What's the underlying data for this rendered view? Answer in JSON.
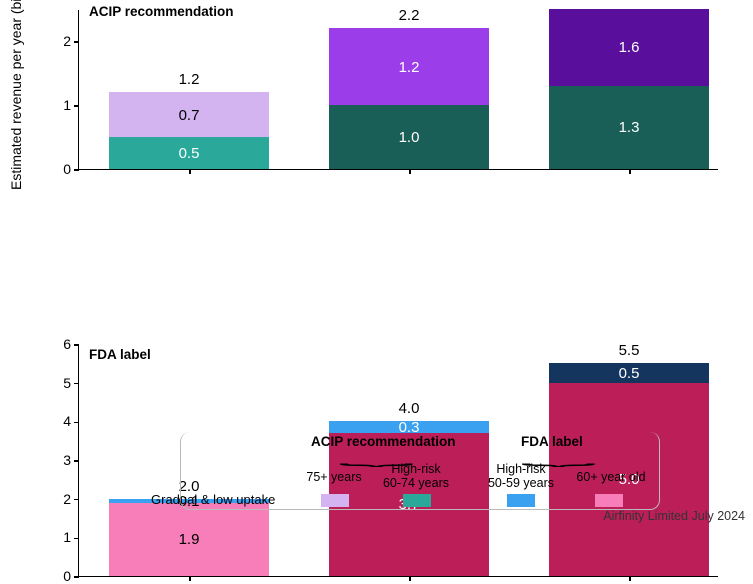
{
  "y_axis_label": "Estimated revenue per year (billion $)",
  "footer": "Airfinity Limited July 2024",
  "colors": {
    "acip_75_low": "#d3b3f0",
    "acip_75_high": "#9b3eea",
    "acip_6074_low": "#2aa89a",
    "acip_6074_high": "#1a5e58",
    "fda_5059_low": "#3aa0f0",
    "fda_5059_high": "#14355e",
    "fda_60_low": "#f77eb8",
    "fda_60_high": "#bc1e57"
  },
  "panel_top": {
    "title": "ACIP recommendation",
    "ylim": [
      0,
      2.5
    ],
    "yticks": [
      0,
      1,
      2
    ],
    "bars": [
      {
        "total": "1.2",
        "segments": [
          {
            "value": 0.5,
            "label": "0.5",
            "color_key": "acip_6074_low",
            "label_color": "#ffffff"
          },
          {
            "value": 0.7,
            "label": "0.7",
            "color_key": "acip_75_low",
            "label_color": "#000000"
          }
        ]
      },
      {
        "total": "2.2",
        "segments": [
          {
            "value": 1.0,
            "label": "1.0",
            "color_key": "acip_6074_high",
            "label_color": "#ffffff"
          },
          {
            "value": 1.2,
            "label": "1.2",
            "color_key": "acip_75_high",
            "label_color": "#ffffff"
          }
        ]
      },
      {
        "total": "",
        "segments": [
          {
            "value": 1.3,
            "label": "1.3",
            "color_key": "acip_6074_high",
            "label_color": "#ffffff"
          },
          {
            "value": 1.6,
            "label": "1.6",
            "color_key": "acip_75_high",
            "label_alt": "#5a0e9c",
            "label_color": "#ffffff"
          }
        ],
        "clipped_at": 2.5
      }
    ]
  },
  "panel_bottom": {
    "title": "FDA label",
    "ylim": [
      0,
      6
    ],
    "yticks": [
      0,
      1,
      2,
      3,
      4,
      5,
      6
    ],
    "bars": [
      {
        "total": "2.0",
        "segments": [
          {
            "value": 1.9,
            "label": "1.9",
            "color_key": "fda_60_low",
            "label_color": "#000000"
          },
          {
            "value": 0.1,
            "label": "0.1",
            "color_key": "fda_5059_low",
            "label_color": "#000000",
            "thin": true
          }
        ]
      },
      {
        "total": "4.0",
        "segments": [
          {
            "value": 3.7,
            "label": "3.7",
            "color_key": "fda_60_high",
            "label_alt_color": "#e36aa0",
            "label_color": "#ffffff"
          },
          {
            "value": 0.3,
            "label": "0.3",
            "color_key": "fda_5059_low",
            "label_alt_color": "#1d6fd6",
            "label_color": "#ffffff",
            "thin": true
          }
        ]
      },
      {
        "total": "5.5",
        "segments": [
          {
            "value": 5.0,
            "label": "5.0",
            "color_key": "fda_60_high",
            "label_color": "#ffffff"
          },
          {
            "value": 0.5,
            "label": "0.5",
            "color_key": "fda_5059_high",
            "label_color": "#ffffff",
            "thin": true
          }
        ]
      }
    ]
  },
  "legend": {
    "acip_heading": "ACIP recommendation",
    "fda_heading": "FDA label",
    "col1": "75+ years",
    "col2": "High-risk\n60-74 years",
    "col3": "High-risk\n50-59 years",
    "col4": "60+ year old",
    "row_label": "Gradual & low uptake"
  }
}
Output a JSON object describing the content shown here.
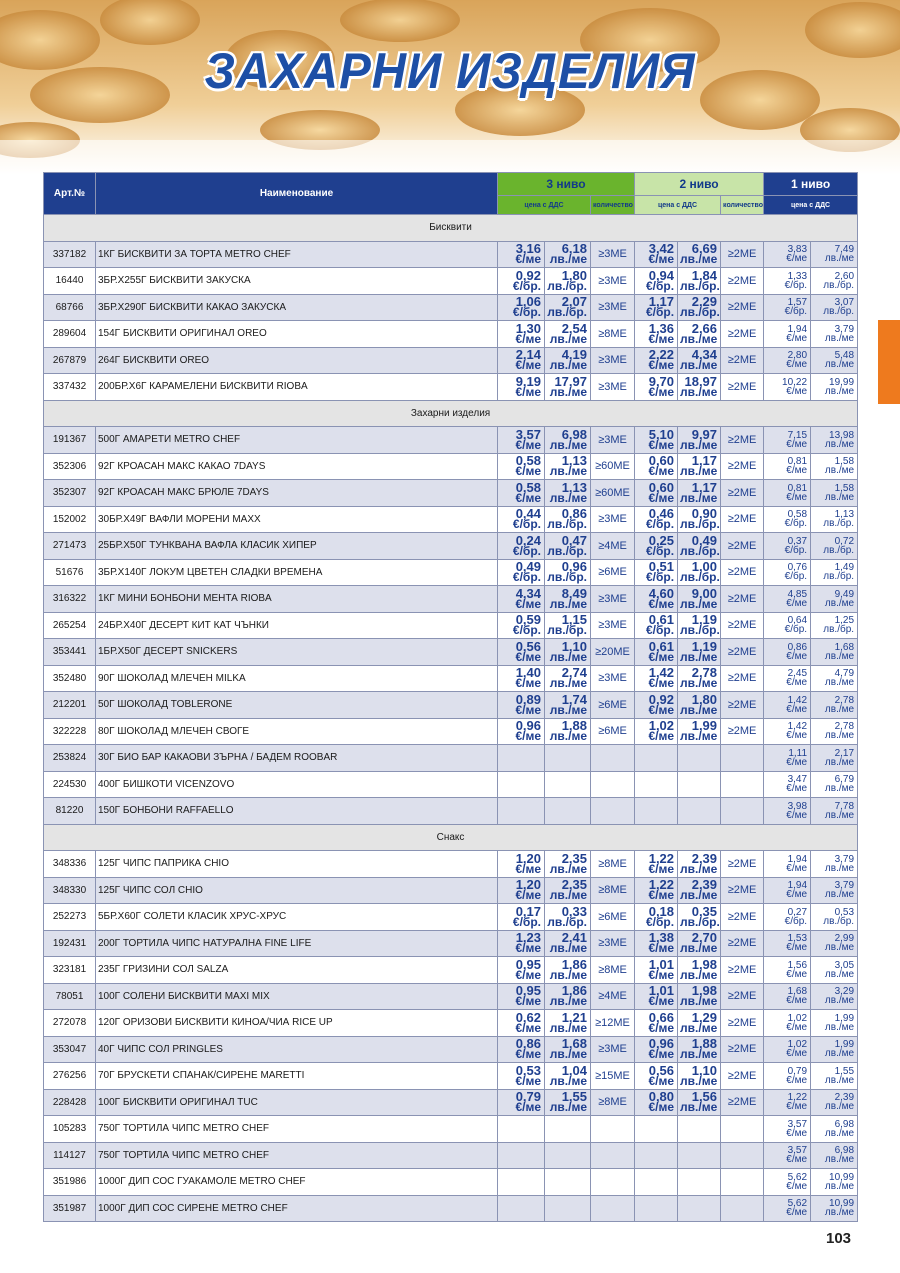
{
  "header": {
    "title": "ЗАХАРНИ ИЗДЕЛИЯ"
  },
  "page_number": "103",
  "table": {
    "columns": {
      "art": "Арт.№",
      "name": "Наименование"
    },
    "levels": [
      {
        "name": "3 ниво",
        "price_label": "цена с ДДС",
        "qty_label": "количество"
      },
      {
        "name": "2 ниво",
        "price_label": "цена с ДДС",
        "qty_label": "количество"
      },
      {
        "name": "1 ниво",
        "price_label": "цена с ДДС"
      }
    ],
    "sections": [
      {
        "title": "Бисквити",
        "rows": [
          [
            "337182",
            "1КГ БИСКВИТИ ЗА ТОРТА METRO CHEF",
            "3,16",
            "€/ме",
            "6,18",
            "лв./ме",
            "≥3МЕ",
            "3,42",
            "€/ме",
            "6,69",
            "лв./ме",
            "≥2МЕ",
            "3,83",
            "€/ме",
            "7,49",
            "лв./ме"
          ],
          [
            "16440",
            "3БР.Х255Г БИСКВИТИ ЗАКУСКА",
            "0,92",
            "€/бр.",
            "1,80",
            "лв./бр.",
            "≥3МЕ",
            "0,94",
            "€/бр.",
            "1,84",
            "лв./бр.",
            "≥2МЕ",
            "1,33",
            "€/бр.",
            "2,60",
            "лв./бр."
          ],
          [
            "68766",
            "3БР.Х290Г БИСКВИТИ КАКАО ЗАКУСКА",
            "1,06",
            "€/бр.",
            "2,07",
            "лв./бр.",
            "≥3МЕ",
            "1,17",
            "€/бр.",
            "2,29",
            "лв./бр.",
            "≥2МЕ",
            "1,57",
            "€/бр.",
            "3,07",
            "лв./бр."
          ],
          [
            "289604",
            "154Г БИСКВИТИ ОРИГИНАЛ OREO",
            "1,30",
            "€/ме",
            "2,54",
            "лв./ме",
            "≥8МЕ",
            "1,36",
            "€/ме",
            "2,66",
            "лв./ме",
            "≥2МЕ",
            "1,94",
            "€/ме",
            "3,79",
            "лв./ме"
          ],
          [
            "267879",
            "264Г БИСКВИТИ OREO",
            "2,14",
            "€/ме",
            "4,19",
            "лв./ме",
            "≥3МЕ",
            "2,22",
            "€/ме",
            "4,34",
            "лв./ме",
            "≥2МЕ",
            "2,80",
            "€/ме",
            "5,48",
            "лв./ме"
          ],
          [
            "337432",
            "200БР.Х6Г КАРАМЕЛЕНИ БИСКВИТИ RIOBA",
            "9,19",
            "€/ме",
            "17,97",
            "лв./ме",
            "≥3МЕ",
            "9,70",
            "€/ме",
            "18,97",
            "лв./ме",
            "≥2МЕ",
            "10,22",
            "€/ме",
            "19,99",
            "лв./ме"
          ]
        ]
      },
      {
        "title": "Захарни изделия",
        "rows": [
          [
            "191367",
            "500Г АМАРЕТИ METRO CHEF",
            "3,57",
            "€/ме",
            "6,98",
            "лв./ме",
            "≥3МЕ",
            "5,10",
            "€/ме",
            "9,97",
            "лв./ме",
            "≥2МЕ",
            "7,15",
            "€/ме",
            "13,98",
            "лв./ме"
          ],
          [
            "352306",
            "92Г КРОАСАН МАКС КАКАО 7DAYS",
            "0,58",
            "€/ме",
            "1,13",
            "лв./ме",
            "≥60МЕ",
            "0,60",
            "€/ме",
            "1,17",
            "лв./ме",
            "≥2МЕ",
            "0,81",
            "€/ме",
            "1,58",
            "лв./ме"
          ],
          [
            "352307",
            "92Г КРОАСАН МАКС БРЮЛЕ 7DAYS",
            "0,58",
            "€/ме",
            "1,13",
            "лв./ме",
            "≥60МЕ",
            "0,60",
            "€/ме",
            "1,17",
            "лв./ме",
            "≥2МЕ",
            "0,81",
            "€/ме",
            "1,58",
            "лв./ме"
          ],
          [
            "152002",
            "30БР.Х49Г ВАФЛИ МОРЕНИ MAXX",
            "0,44",
            "€/бр.",
            "0,86",
            "лв./бр.",
            "≥3МЕ",
            "0,46",
            "€/бр.",
            "0,90",
            "лв./бр.",
            "≥2МЕ",
            "0,58",
            "€/бр.",
            "1,13",
            "лв./бр."
          ],
          [
            "271473",
            "25БР.Х50Г ТУНКВАНА ВАФЛА КЛАСИК ХИПЕР",
            "0,24",
            "€/бр.",
            "0,47",
            "лв./бр.",
            "≥4МЕ",
            "0,25",
            "€/бр.",
            "0,49",
            "лв./бр.",
            "≥2МЕ",
            "0,37",
            "€/бр.",
            "0,72",
            "лв./бр."
          ],
          [
            "51676",
            "3БР.Х140Г ЛОКУМ ЦВЕТЕН СЛАДКИ ВРЕМЕНА",
            "0,49",
            "€/бр.",
            "0,96",
            "лв./бр.",
            "≥6МЕ",
            "0,51",
            "€/бр.",
            "1,00",
            "лв./бр.",
            "≥2МЕ",
            "0,76",
            "€/бр.",
            "1,49",
            "лв./бр."
          ],
          [
            "316322",
            "1КГ МИНИ БОНБОНИ МЕНТА RIOBA",
            "4,34",
            "€/ме",
            "8,49",
            "лв./ме",
            "≥3МЕ",
            "4,60",
            "€/ме",
            "9,00",
            "лв./ме",
            "≥2МЕ",
            "4,85",
            "€/ме",
            "9,49",
            "лв./ме"
          ],
          [
            "265254",
            "24БР.Х40Г ДЕСЕРТ КИТ КАТ ЧЪНКИ",
            "0,59",
            "€/бр.",
            "1,15",
            "лв./бр.",
            "≥3МЕ",
            "0,61",
            "€/бр.",
            "1,19",
            "лв./бр.",
            "≥2МЕ",
            "0,64",
            "€/бр.",
            "1,25",
            "лв./бр."
          ],
          [
            "353441",
            "1БР.Х50Г ДЕСЕРТ SNICKERS",
            "0,56",
            "€/ме",
            "1,10",
            "лв./ме",
            "≥20МЕ",
            "0,61",
            "€/ме",
            "1,19",
            "лв./ме",
            "≥2МЕ",
            "0,86",
            "€/ме",
            "1,68",
            "лв./ме"
          ],
          [
            "352480",
            "90Г ШОКОЛАД МЛЕЧЕН MILKA",
            "1,40",
            "€/ме",
            "2,74",
            "лв./ме",
            "≥3МЕ",
            "1,42",
            "€/ме",
            "2,78",
            "лв./ме",
            "≥2МЕ",
            "2,45",
            "€/ме",
            "4,79",
            "лв./ме"
          ],
          [
            "212201",
            "50Г ШОКОЛАД TOBLERONE",
            "0,89",
            "€/ме",
            "1,74",
            "лв./ме",
            "≥6МЕ",
            "0,92",
            "€/ме",
            "1,80",
            "лв./ме",
            "≥2МЕ",
            "1,42",
            "€/ме",
            "2,78",
            "лв./ме"
          ],
          [
            "322228",
            "80Г ШОКОЛАД МЛЕЧЕН СВОГЕ",
            "0,96",
            "€/ме",
            "1,88",
            "лв./ме",
            "≥6МЕ",
            "1,02",
            "€/ме",
            "1,99",
            "лв./ме",
            "≥2МЕ",
            "1,42",
            "€/ме",
            "2,78",
            "лв./ме"
          ],
          [
            "253824",
            "30Г БИО БАР КАКАОВИ ЗЪРНА / БАДЕМ ROOBAR",
            null,
            null,
            null,
            null,
            null,
            null,
            null,
            null,
            null,
            null,
            "1,11",
            "€/ме",
            "2,17",
            "лв./ме"
          ],
          [
            "224530",
            "400Г БИШКОТИ VICENZOVO",
            null,
            null,
            null,
            null,
            null,
            null,
            null,
            null,
            null,
            null,
            "3,47",
            "€/ме",
            "6,79",
            "лв./ме"
          ],
          [
            "81220",
            "150Г БОНБОНИ RAFFAELLO",
            null,
            null,
            null,
            null,
            null,
            null,
            null,
            null,
            null,
            null,
            "3,98",
            "€/ме",
            "7,78",
            "лв./ме"
          ]
        ]
      },
      {
        "title": "Снакс",
        "rows": [
          [
            "348336",
            "125Г ЧИПС ПАПРИКА CHIO",
            "1,20",
            "€/ме",
            "2,35",
            "лв./ме",
            "≥8МЕ",
            "1,22",
            "€/ме",
            "2,39",
            "лв./ме",
            "≥2МЕ",
            "1,94",
            "€/ме",
            "3,79",
            "лв./ме"
          ],
          [
            "348330",
            "125Г ЧИПС СОЛ CHIO",
            "1,20",
            "€/ме",
            "2,35",
            "лв./ме",
            "≥8МЕ",
            "1,22",
            "€/ме",
            "2,39",
            "лв./ме",
            "≥2МЕ",
            "1,94",
            "€/ме",
            "3,79",
            "лв./ме"
          ],
          [
            "252273",
            "5БР.Х60Г СОЛЕТИ КЛАСИК ХРУС-ХРУС",
            "0,17",
            "€/бр.",
            "0,33",
            "лв./бр.",
            "≥6МЕ",
            "0,18",
            "€/бр.",
            "0,35",
            "лв./бр.",
            "≥2МЕ",
            "0,27",
            "€/бр.",
            "0,53",
            "лв./бр."
          ],
          [
            "192431",
            "200Г ТОРТИЛА ЧИПС НАТУРАЛНА FINE LIFE",
            "1,23",
            "€/ме",
            "2,41",
            "лв./ме",
            "≥3МЕ",
            "1,38",
            "€/ме",
            "2,70",
            "лв./ме",
            "≥2МЕ",
            "1,53",
            "€/ме",
            "2,99",
            "лв./ме"
          ],
          [
            "323181",
            "235Г ГРИЗИНИ СОЛ SALZA",
            "0,95",
            "€/ме",
            "1,86",
            "лв./ме",
            "≥8МЕ",
            "1,01",
            "€/ме",
            "1,98",
            "лв./ме",
            "≥2МЕ",
            "1,56",
            "€/ме",
            "3,05",
            "лв./ме"
          ],
          [
            "78051",
            "100Г СОЛЕНИ БИСКВИТИ MAXI MIX",
            "0,95",
            "€/ме",
            "1,86",
            "лв./ме",
            "≥4МЕ",
            "1,01",
            "€/ме",
            "1,98",
            "лв./ме",
            "≥2МЕ",
            "1,68",
            "€/ме",
            "3,29",
            "лв./ме"
          ],
          [
            "272078",
            "120Г ОРИЗОВИ БИСКВИТИ КИНОА/ЧИА RICE UP",
            "0,62",
            "€/ме",
            "1,21",
            "лв./ме",
            "≥12МЕ",
            "0,66",
            "€/ме",
            "1,29",
            "лв./ме",
            "≥2МЕ",
            "1,02",
            "€/ме",
            "1,99",
            "лв./ме"
          ],
          [
            "353047",
            "40Г ЧИПС СОЛ PRINGLES",
            "0,86",
            "€/ме",
            "1,68",
            "лв./ме",
            "≥3МЕ",
            "0,96",
            "€/ме",
            "1,88",
            "лв./ме",
            "≥2МЕ",
            "1,02",
            "€/ме",
            "1,99",
            "лв./ме"
          ],
          [
            "276256",
            "70Г БРУСКЕТИ СПАНАК/СИРЕНЕ MARETTI",
            "0,53",
            "€/ме",
            "1,04",
            "лв./ме",
            "≥15МЕ",
            "0,56",
            "€/ме",
            "1,10",
            "лв./ме",
            "≥2МЕ",
            "0,79",
            "€/ме",
            "1,55",
            "лв./ме"
          ],
          [
            "228428",
            "100Г БИСКВИТИ ОРИГИНАЛ TUC",
            "0,79",
            "€/ме",
            "1,55",
            "лв./ме",
            "≥8МЕ",
            "0,80",
            "€/ме",
            "1,56",
            "лв./ме",
            "≥2МЕ",
            "1,22",
            "€/ме",
            "2,39",
            "лв./ме"
          ],
          [
            "105283",
            "750Г ТОРТИЛА ЧИПС METRO CHEF",
            null,
            null,
            null,
            null,
            null,
            null,
            null,
            null,
            null,
            null,
            "3,57",
            "€/ме",
            "6,98",
            "лв./ме"
          ],
          [
            "114127",
            "750Г ТОРТИЛА ЧИПС METRO CHEF",
            null,
            null,
            null,
            null,
            null,
            null,
            null,
            null,
            null,
            null,
            "3,57",
            "€/ме",
            "6,98",
            "лв./ме"
          ],
          [
            "351986",
            "1000Г ДИП СОС ГУАКАМОЛЕ METRO CHEF",
            null,
            null,
            null,
            null,
            null,
            null,
            null,
            null,
            null,
            null,
            "5,62",
            "€/ме",
            "10,99",
            "лв./ме"
          ],
          [
            "351987",
            "1000Г ДИП СОС СИРЕНЕ METRO CHEF",
            null,
            null,
            null,
            null,
            null,
            null,
            null,
            null,
            null,
            null,
            "5,62",
            "€/ме",
            "10,99",
            "лв./ме"
          ]
        ]
      }
    ]
  }
}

☆ ☆ ☆ ☆

Work to complete
Note how many lines in the listing above hold the string "МАКС", then give only that figure.

Solved problem
2